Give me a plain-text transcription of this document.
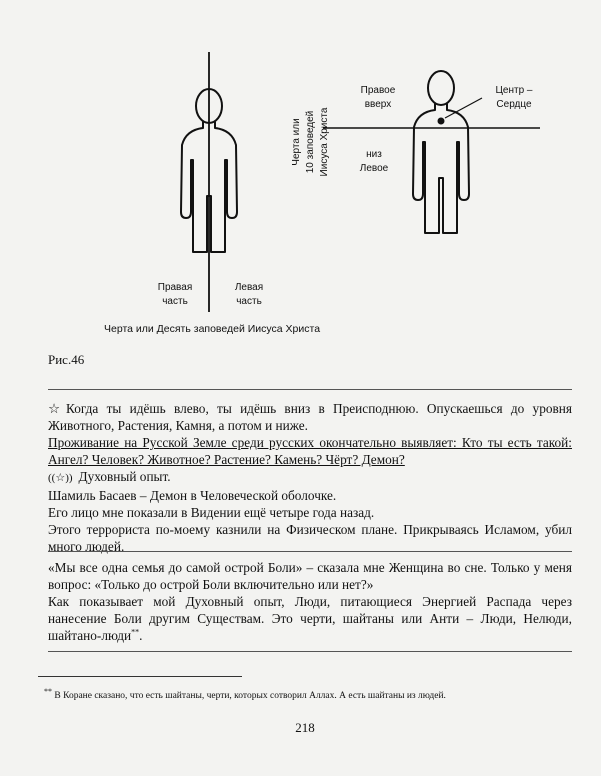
Правая
часть
Левая
часть
Черта или 10 заповедей Иисуса Христа
Правое
вверх
низ
Левое
Центр –
Сердце
Черта или Десять заповедей Иисуса Христа
Рис.46
☆ Когда ты идёшь влево, ты идёшь вниз в Преисподнюю. Опускаешься до уровня Животного, Растения, Камня, а потом и ниже.
Проживание на Русской Земле среди русских окончательно выявляет: Кто ты есть такой: Ангел? Человек? Животное? Растение? Камень? Чёрт? Демон?
((☆)) Духовный опыт.
Шамиль Басаев – Демон в Человеческой оболочке.
Его лицо мне показали в Видении ещё четыре года назад.
Этого террориста по-моему казнили на Физическом плане. Прикрываясь Исламом, убил много людей.
«Мы все одна семья до самой острой Боли» – сказала мне Женщина во сне. Только у меня вопрос: «Только до острой Боли включительно или нет?»
Как показывает мой Духовный опыт, Люди, питающиеся Энергией Распада через нанесение Боли другим Существам. Это черти, шайтаны или Анти – Люди, Нелюди, шайтано-люди**.
** В Коране сказано, что есть шайтаны, черти, которых сотворил Аллах. А есть шайтаны из людей.
218
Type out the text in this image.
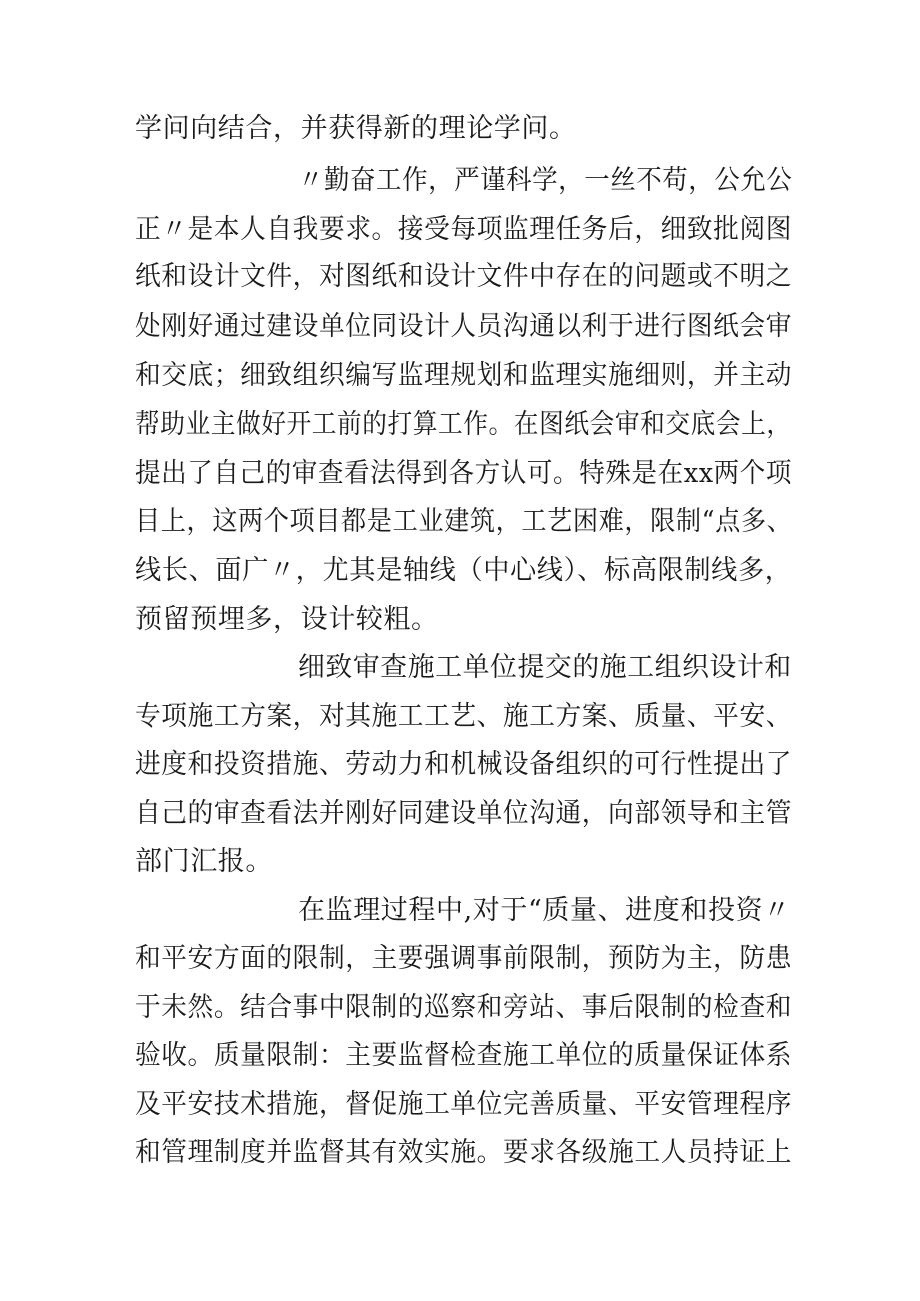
学问向结合，并获得新的理论学问。
〃勤奋工作，严谨科学，一丝不苟，公允公
正〃是本人自我要求。接受每项监理任务后，细致批阅图
纸和设计文件，对图纸和设计文件中存在的问题或不明之
处刚好通过建设单位同设计人员沟通以利于进行图纸会审
和交底；细致组织编写监理规划和监理实施细则，并主动
帮助业主做好开工前的打算工作。在图纸会审和交底会上，
提出了自己的审查看法得到各方认可。特殊是在xx两个项
目上，这两个项目都是工业建筑，工艺困难，限制“点多、
线长、面广〃，尤其是轴线（中心线）、标高限制线多，
预留预埋多，设计较粗。
细致审查施工单位提交的施工组织设计和
专项施工方案，对其施工工艺、施工方案、质量、平安、
进度和投资措施、劳动力和机械设备组织的可行性提出了
自己的审查看法并刚好同建设单位沟通，向部领导和主管
部门汇报。
在监理过程中,对于“质量、进度和投资〃
和平安方面的限制，主要强调事前限制，预防为主，防患
于未然。结合事中限制的巡察和旁站、事后限制的检查和
验收。质量限制：主要监督检查施工单位的质量保证体系
及平安技术措施，督促施工单位完善质量、平安管理程序
和管理制度并监督其有效实施。要求各级施工人员持证上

____________________

- _Work to do_:
Pick out each line above that includes "text" and show it.

- _In response_:
Give me a plain-text transcription of this document.
Type out the text in this image.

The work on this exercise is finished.